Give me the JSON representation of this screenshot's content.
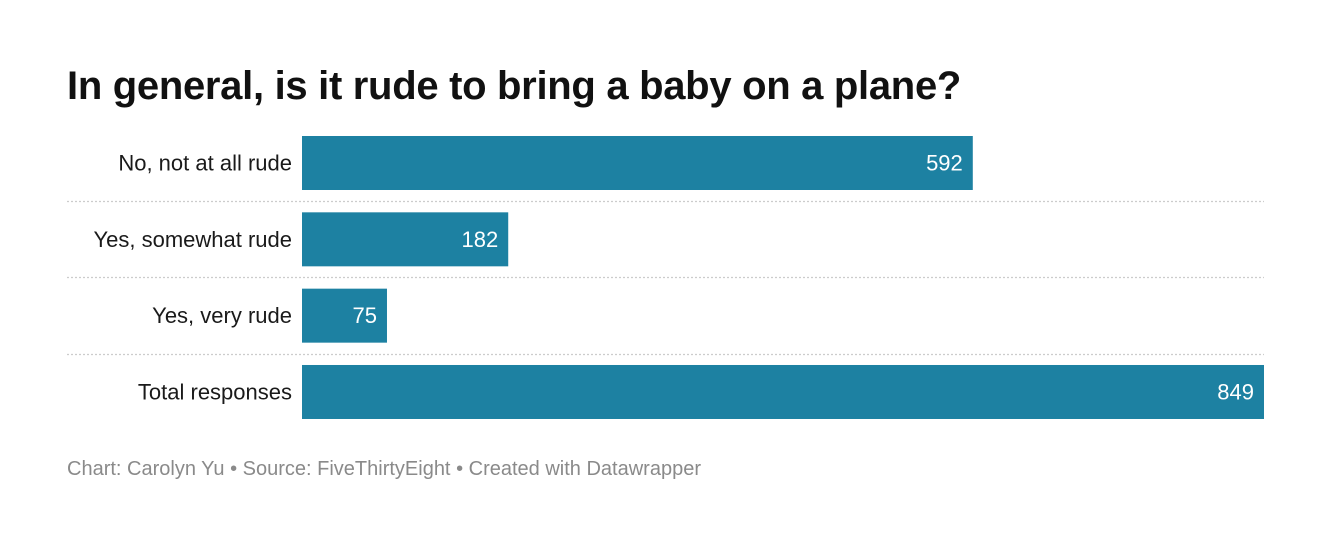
{
  "chart_data": {
    "type": "bar",
    "orientation": "horizontal",
    "title": "In general, is it rude to bring a baby on a plane?",
    "categories": [
      "No, not at all rude",
      "Yes, somewhat rude",
      "Yes, very rude",
      "Total responses"
    ],
    "values": [
      592,
      182,
      75,
      849
    ],
    "data_labels": [
      "592",
      "182",
      "75",
      "849"
    ],
    "xlim": [
      0,
      849
    ],
    "grid": false,
    "legend": "none",
    "bar_color": "#1d81a2",
    "separator_color": "#cccccc"
  },
  "footer": {
    "chart_credit": "Chart: Carolyn Yu",
    "source": "Source: FiveThirtyEight",
    "tool": "Created with Datawrapper",
    "separator": "•"
  },
  "colors": {
    "title": "#111111",
    "label": "#1a1a1a",
    "value_label": "#ffffff",
    "footer": "#8a8a8a"
  }
}
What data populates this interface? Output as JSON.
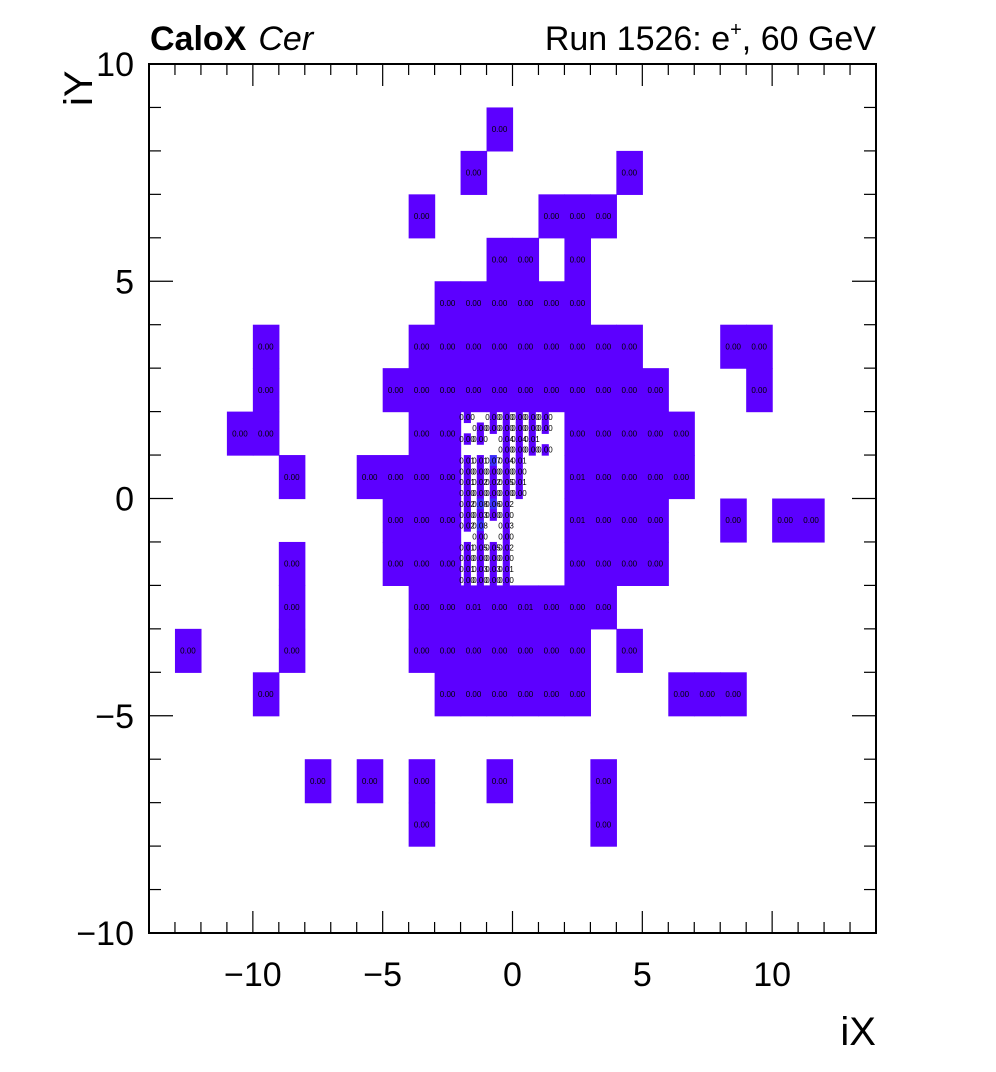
{
  "header": {
    "experiment": "CaloX",
    "channel": "Cer",
    "run_prefix": "Run 1526: e",
    "run_sup": "+",
    "run_suffix": ", 60 GeV"
  },
  "chart_data": {
    "type": "heatmap",
    "xlabel": "iX",
    "ylabel": "iY",
    "xlim": [
      -14,
      14
    ],
    "ylim": [
      -10,
      10
    ],
    "x_ticks": [
      -10,
      -5,
      0,
      5,
      10
    ],
    "y_ticks": [
      -10,
      -5,
      0,
      5,
      10
    ],
    "x_tick_labels": [
      "−10",
      "−5",
      "0",
      "5",
      "10"
    ],
    "y_tick_labels": [
      "−10",
      "−5",
      "0",
      "5",
      "10"
    ],
    "grid": false,
    "legend": "none",
    "colors": {
      "fill": "#5c00ff",
      "fill_high": "#3c2eff",
      "frame": "#000000"
    },
    "cells": [
      {
        "x": -0.5,
        "y": 8.5,
        "label": "0.00"
      },
      {
        "x": -1.5,
        "y": 7.5,
        "label": "0.00"
      },
      {
        "x": 4.5,
        "y": 7.5,
        "label": "0.00"
      },
      {
        "x": -3.5,
        "y": 6.5,
        "label": "0.00"
      },
      {
        "x": 1.5,
        "y": 6.5,
        "label": "0.00"
      },
      {
        "x": 2.5,
        "y": 6.5,
        "label": "0.00"
      },
      {
        "x": 3.5,
        "y": 6.5,
        "label": "0.00"
      },
      {
        "x": -0.5,
        "y": 5.5,
        "label": "0.00"
      },
      {
        "x": 0.5,
        "y": 5.5,
        "label": "0.00"
      },
      {
        "x": 2.5,
        "y": 5.5,
        "label": "0.00"
      },
      {
        "x": -2.5,
        "y": 4.5,
        "label": "0.00"
      },
      {
        "x": -1.5,
        "y": 4.5,
        "label": "0.00"
      },
      {
        "x": -0.5,
        "y": 4.5,
        "label": "0.00"
      },
      {
        "x": 0.5,
        "y": 4.5,
        "label": "0.00"
      },
      {
        "x": 1.5,
        "y": 4.5,
        "label": "0.00"
      },
      {
        "x": 2.5,
        "y": 4.5,
        "label": "0.00"
      },
      {
        "x": -9.5,
        "y": 3.5,
        "label": "0.00"
      },
      {
        "x": -3.5,
        "y": 3.5,
        "label": "0.00"
      },
      {
        "x": -2.5,
        "y": 3.5,
        "label": "0.00"
      },
      {
        "x": -1.5,
        "y": 3.5,
        "label": "0.00"
      },
      {
        "x": -0.5,
        "y": 3.5,
        "label": "0.00"
      },
      {
        "x": 0.5,
        "y": 3.5,
        "label": "0.00"
      },
      {
        "x": 1.5,
        "y": 3.5,
        "label": "0.00"
      },
      {
        "x": 2.5,
        "y": 3.5,
        "label": "0.00"
      },
      {
        "x": 3.5,
        "y": 3.5,
        "label": "0.00"
      },
      {
        "x": 4.5,
        "y": 3.5,
        "label": "0.00"
      },
      {
        "x": 8.5,
        "y": 3.5,
        "label": "0.00"
      },
      {
        "x": 9.5,
        "y": 3.5,
        "label": "0.00"
      },
      {
        "x": -9.5,
        "y": 2.5,
        "label": "0.00"
      },
      {
        "x": -4.5,
        "y": 2.5,
        "label": "0.00"
      },
      {
        "x": -3.5,
        "y": 2.5,
        "label": "0.00"
      },
      {
        "x": -2.5,
        "y": 2.5,
        "label": "0.00"
      },
      {
        "x": -1.5,
        "y": 2.5,
        "label": "0.00"
      },
      {
        "x": -0.5,
        "y": 2.5,
        "label": "0.00"
      },
      {
        "x": 0.5,
        "y": 2.5,
        "label": "0.00"
      },
      {
        "x": 1.5,
        "y": 2.5,
        "label": "0.00"
      },
      {
        "x": 2.5,
        "y": 2.5,
        "label": "0.00"
      },
      {
        "x": 3.5,
        "y": 2.5,
        "label": "0.00"
      },
      {
        "x": 4.5,
        "y": 2.5,
        "label": "0.00"
      },
      {
        "x": 5.5,
        "y": 2.5,
        "label": "0.00"
      },
      {
        "x": 9.5,
        "y": 2.5,
        "label": "0.00"
      },
      {
        "x": -10.5,
        "y": 1.5,
        "label": "0.00"
      },
      {
        "x": -9.5,
        "y": 1.5,
        "label": "0.00"
      },
      {
        "x": -3.5,
        "y": 1.5,
        "label": "0.00"
      },
      {
        "x": -2.5,
        "y": 1.5,
        "label": "0.00"
      },
      {
        "x": 2.5,
        "y": 1.5,
        "label": "0.00"
      },
      {
        "x": 3.5,
        "y": 1.5,
        "label": "0.00"
      },
      {
        "x": 4.5,
        "y": 1.5,
        "label": "0.00"
      },
      {
        "x": 5.5,
        "y": 1.5,
        "label": "0.00"
      },
      {
        "x": 6.5,
        "y": 1.5,
        "label": "0.00"
      },
      {
        "x": -8.5,
        "y": 0.5,
        "label": "0.00"
      },
      {
        "x": -5.5,
        "y": 0.5,
        "label": "0.00"
      },
      {
        "x": -4.5,
        "y": 0.5,
        "label": "0.00"
      },
      {
        "x": -3.5,
        "y": 0.5,
        "label": "0.00"
      },
      {
        "x": -2.5,
        "y": 0.5,
        "label": "0.00"
      },
      {
        "x": 2.5,
        "y": 0.5,
        "label": "0.01"
      },
      {
        "x": 3.5,
        "y": 0.5,
        "label": "0.00"
      },
      {
        "x": 4.5,
        "y": 0.5,
        "label": "0.00"
      },
      {
        "x": 5.5,
        "y": 0.5,
        "label": "0.00"
      },
      {
        "x": 6.5,
        "y": 0.5,
        "label": "0.00"
      },
      {
        "x": -4.5,
        "y": -0.5,
        "label": "0.00"
      },
      {
        "x": -3.5,
        "y": -0.5,
        "label": "0.00"
      },
      {
        "x": -2.5,
        "y": -0.5,
        "label": "0.00"
      },
      {
        "x": 2.5,
        "y": -0.5,
        "label": "0.01"
      },
      {
        "x": 3.5,
        "y": -0.5,
        "label": "0.00"
      },
      {
        "x": 4.5,
        "y": -0.5,
        "label": "0.00"
      },
      {
        "x": 5.5,
        "y": -0.5,
        "label": "0.00"
      },
      {
        "x": 8.5,
        "y": -0.5,
        "label": "0.00"
      },
      {
        "x": 10.5,
        "y": -0.5,
        "label": "0.00"
      },
      {
        "x": 11.5,
        "y": -0.5,
        "label": "0.00"
      },
      {
        "x": -8.5,
        "y": -1.5,
        "label": "0.00"
      },
      {
        "x": -4.5,
        "y": -1.5,
        "label": "0.00"
      },
      {
        "x": -3.5,
        "y": -1.5,
        "label": "0.00"
      },
      {
        "x": -2.5,
        "y": -1.5,
        "label": "0.00"
      },
      {
        "x": 2.5,
        "y": -1.5,
        "label": "0.00"
      },
      {
        "x": 3.5,
        "y": -1.5,
        "label": "0.00"
      },
      {
        "x": 4.5,
        "y": -1.5,
        "label": "0.00"
      },
      {
        "x": 5.5,
        "y": -1.5,
        "label": "0.00"
      },
      {
        "x": -8.5,
        "y": -2.5,
        "label": "0.00"
      },
      {
        "x": -3.5,
        "y": -2.5,
        "label": "0.00"
      },
      {
        "x": -2.5,
        "y": -2.5,
        "label": "0.00"
      },
      {
        "x": -1.5,
        "y": -2.5,
        "label": "0.01"
      },
      {
        "x": -0.5,
        "y": -2.5,
        "label": "0.00"
      },
      {
        "x": 0.5,
        "y": -2.5,
        "label": "0.01"
      },
      {
        "x": 1.5,
        "y": -2.5,
        "label": "0.00"
      },
      {
        "x": 2.5,
        "y": -2.5,
        "label": "0.00"
      },
      {
        "x": 3.5,
        "y": -2.5,
        "label": "0.00"
      },
      {
        "x": -12.5,
        "y": -3.5,
        "label": "0.00"
      },
      {
        "x": -8.5,
        "y": -3.5,
        "label": "0.00"
      },
      {
        "x": -3.5,
        "y": -3.5,
        "label": "0.00"
      },
      {
        "x": -2.5,
        "y": -3.5,
        "label": "0.00"
      },
      {
        "x": -1.5,
        "y": -3.5,
        "label": "0.00"
      },
      {
        "x": -0.5,
        "y": -3.5,
        "label": "0.00"
      },
      {
        "x": 0.5,
        "y": -3.5,
        "label": "0.00"
      },
      {
        "x": 1.5,
        "y": -3.5,
        "label": "0.00"
      },
      {
        "x": 2.5,
        "y": -3.5,
        "label": "0.00"
      },
      {
        "x": 4.5,
        "y": -3.5,
        "label": "0.00"
      },
      {
        "x": -9.5,
        "y": -4.5,
        "label": "0.00"
      },
      {
        "x": -2.5,
        "y": -4.5,
        "label": "0.00"
      },
      {
        "x": -1.5,
        "y": -4.5,
        "label": "0.00"
      },
      {
        "x": -0.5,
        "y": -4.5,
        "label": "0.00"
      },
      {
        "x": 0.5,
        "y": -4.5,
        "label": "0.00"
      },
      {
        "x": 1.5,
        "y": -4.5,
        "label": "0.00"
      },
      {
        "x": 2.5,
        "y": -4.5,
        "label": "0.00"
      },
      {
        "x": 6.5,
        "y": -4.5,
        "label": "0.00"
      },
      {
        "x": 7.5,
        "y": -4.5,
        "label": "0.00"
      },
      {
        "x": 8.5,
        "y": -4.5,
        "label": "0.00"
      },
      {
        "x": -7.5,
        "y": -6.5,
        "label": "0.00"
      },
      {
        "x": -5.5,
        "y": -6.5,
        "label": "0.00"
      },
      {
        "x": -3.5,
        "y": -6.5,
        "label": "0.00"
      },
      {
        "x": -0.5,
        "y": -6.5,
        "label": "0.00"
      },
      {
        "x": 3.5,
        "y": -6.5,
        "label": "0.00"
      },
      {
        "x": -3.5,
        "y": -7.5,
        "label": "0.00"
      },
      {
        "x": 3.5,
        "y": -7.5,
        "label": "0.00"
      }
    ],
    "fine_cells": [
      {
        "x": -1.75,
        "y": 1.875,
        "label": "0.00"
      },
      {
        "x": -0.75,
        "y": 1.875,
        "label": "0.00"
      },
      {
        "x": -0.25,
        "y": 1.875,
        "label": "0.00"
      },
      {
        "x": 0.25,
        "y": 1.875,
        "label": "0.00"
      },
      {
        "x": 0.75,
        "y": 1.875,
        "label": "0.00"
      },
      {
        "x": 1.25,
        "y": 1.875,
        "label": "0.00"
      },
      {
        "x": -1.25,
        "y": 1.625,
        "label": "0.00"
      },
      {
        "x": -0.75,
        "y": 1.625,
        "label": "0.00"
      },
      {
        "x": -0.25,
        "y": 1.625,
        "label": "0.00"
      },
      {
        "x": 0.25,
        "y": 1.625,
        "label": "0.00"
      },
      {
        "x": 0.75,
        "y": 1.625,
        "label": "0.00"
      },
      {
        "x": 1.25,
        "y": 1.625,
        "label": "0.00"
      },
      {
        "x": -1.75,
        "y": 1.375,
        "label": "0.00"
      },
      {
        "x": -1.25,
        "y": 1.375,
        "label": "0.00"
      },
      {
        "x": -0.25,
        "y": 1.375,
        "label": "0.04"
      },
      {
        "x": 0.25,
        "y": 1.375,
        "label": "0.04"
      },
      {
        "x": 0.75,
        "y": 1.375,
        "label": "0.01"
      },
      {
        "x": -0.25,
        "y": 1.125,
        "label": "0.00"
      },
      {
        "x": 0.25,
        "y": 1.125,
        "label": "0.00"
      },
      {
        "x": 0.75,
        "y": 1.125,
        "label": "0.00"
      },
      {
        "x": 1.25,
        "y": 1.125,
        "label": "0.00"
      },
      {
        "x": -1.75,
        "y": 0.875,
        "label": "0.01"
      },
      {
        "x": -1.25,
        "y": 0.875,
        "label": "0.01"
      },
      {
        "x": -0.75,
        "y": 0.875,
        "label": "0.07",
        "high": true
      },
      {
        "x": -0.25,
        "y": 0.875,
        "label": "0.04"
      },
      {
        "x": 0.25,
        "y": 0.875,
        "label": "0.01"
      },
      {
        "x": -1.75,
        "y": 0.625,
        "label": "0.00"
      },
      {
        "x": -1.25,
        "y": 0.625,
        "label": "0.00"
      },
      {
        "x": -0.75,
        "y": 0.625,
        "label": "0.00"
      },
      {
        "x": -0.25,
        "y": 0.625,
        "label": "0.00"
      },
      {
        "x": 0.25,
        "y": 0.625,
        "label": "0.00"
      },
      {
        "x": -1.75,
        "y": 0.375,
        "label": "0.01"
      },
      {
        "x": -1.25,
        "y": 0.375,
        "label": "0.02"
      },
      {
        "x": -0.75,
        "y": 0.375,
        "label": "0.02"
      },
      {
        "x": -0.25,
        "y": 0.375,
        "label": "0.05"
      },
      {
        "x": 0.25,
        "y": 0.375,
        "label": "0.01"
      },
      {
        "x": -1.75,
        "y": 0.125,
        "label": "0.00"
      },
      {
        "x": -1.25,
        "y": 0.125,
        "label": "0.00"
      },
      {
        "x": -0.75,
        "y": 0.125,
        "label": "0.00"
      },
      {
        "x": -0.25,
        "y": 0.125,
        "label": "0.00"
      },
      {
        "x": 0.25,
        "y": 0.125,
        "label": "0.00"
      },
      {
        "x": -1.75,
        "y": -0.125,
        "label": "0.02"
      },
      {
        "x": -1.25,
        "y": -0.125,
        "label": "0.08",
        "high": true
      },
      {
        "x": -0.75,
        "y": -0.125,
        "label": "0.06",
        "high": true
      },
      {
        "x": -0.25,
        "y": -0.125,
        "label": "0.02"
      },
      {
        "x": -1.75,
        "y": -0.375,
        "label": "0.00"
      },
      {
        "x": -1.25,
        "y": -0.375,
        "label": "0.03"
      },
      {
        "x": -0.75,
        "y": -0.375,
        "label": "0.00"
      },
      {
        "x": -0.25,
        "y": -0.375,
        "label": "0.00"
      },
      {
        "x": -1.75,
        "y": -0.625,
        "label": "0.02"
      },
      {
        "x": -1.25,
        "y": -0.625,
        "label": "0.08",
        "high": true
      },
      {
        "x": -0.25,
        "y": -0.625,
        "label": "0.03"
      },
      {
        "x": -1.25,
        "y": -0.875,
        "label": "0.00"
      },
      {
        "x": -0.25,
        "y": -0.875,
        "label": "0.00"
      },
      {
        "x": -1.75,
        "y": -1.125,
        "label": "0.01"
      },
      {
        "x": -1.25,
        "y": -1.125,
        "label": "0.05"
      },
      {
        "x": -0.75,
        "y": -1.125,
        "label": "0.05"
      },
      {
        "x": -0.25,
        "y": -1.125,
        "label": "0.02"
      },
      {
        "x": -1.75,
        "y": -1.375,
        "label": "0.00"
      },
      {
        "x": -1.25,
        "y": -1.375,
        "label": "0.00"
      },
      {
        "x": -0.75,
        "y": -1.375,
        "label": "0.00"
      },
      {
        "x": -0.25,
        "y": -1.375,
        "label": "0.00"
      },
      {
        "x": -1.75,
        "y": -1.625,
        "label": "0.01"
      },
      {
        "x": -1.25,
        "y": -1.625,
        "label": "0.03"
      },
      {
        "x": -0.75,
        "y": -1.625,
        "label": "0.03"
      },
      {
        "x": -0.25,
        "y": -1.625,
        "label": "0.01"
      },
      {
        "x": -1.75,
        "y": -1.875,
        "label": "0.00"
      },
      {
        "x": -1.25,
        "y": -1.875,
        "label": "0.00"
      },
      {
        "x": -0.75,
        "y": -1.875,
        "label": "0.00"
      },
      {
        "x": -0.25,
        "y": -1.875,
        "label": "0.00"
      }
    ]
  }
}
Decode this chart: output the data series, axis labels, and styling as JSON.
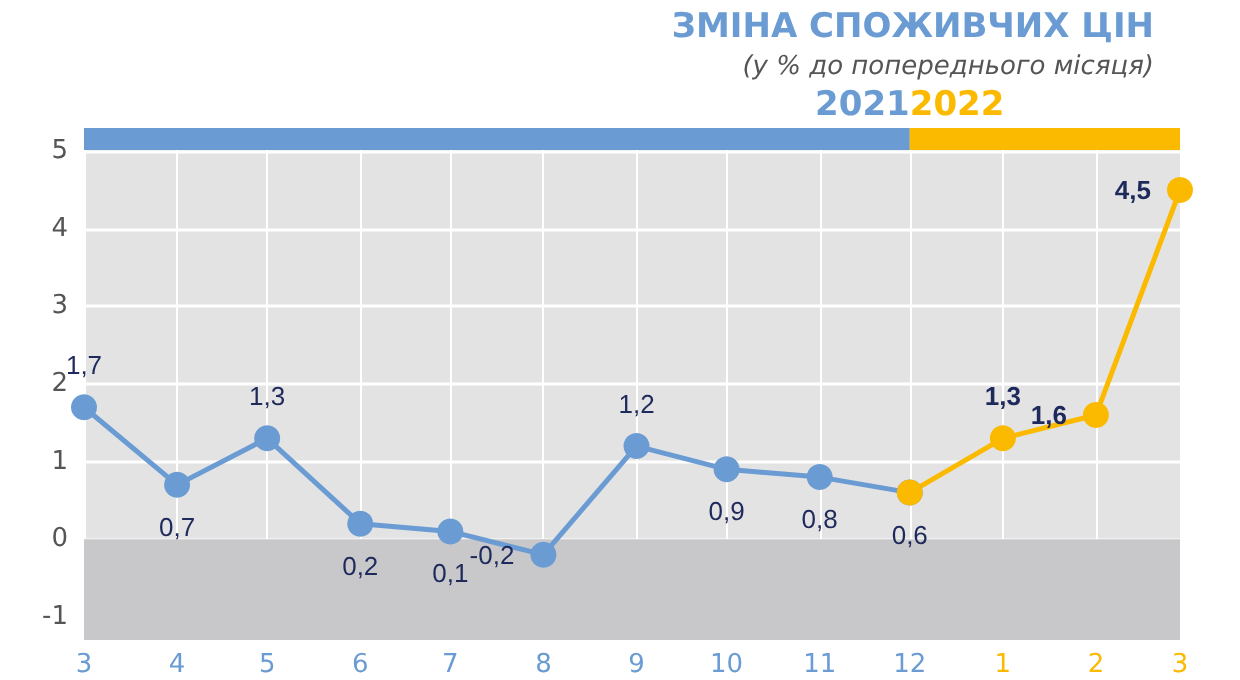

-------------------------

Your answer should be a single number: the count of lines containing the word "this".

3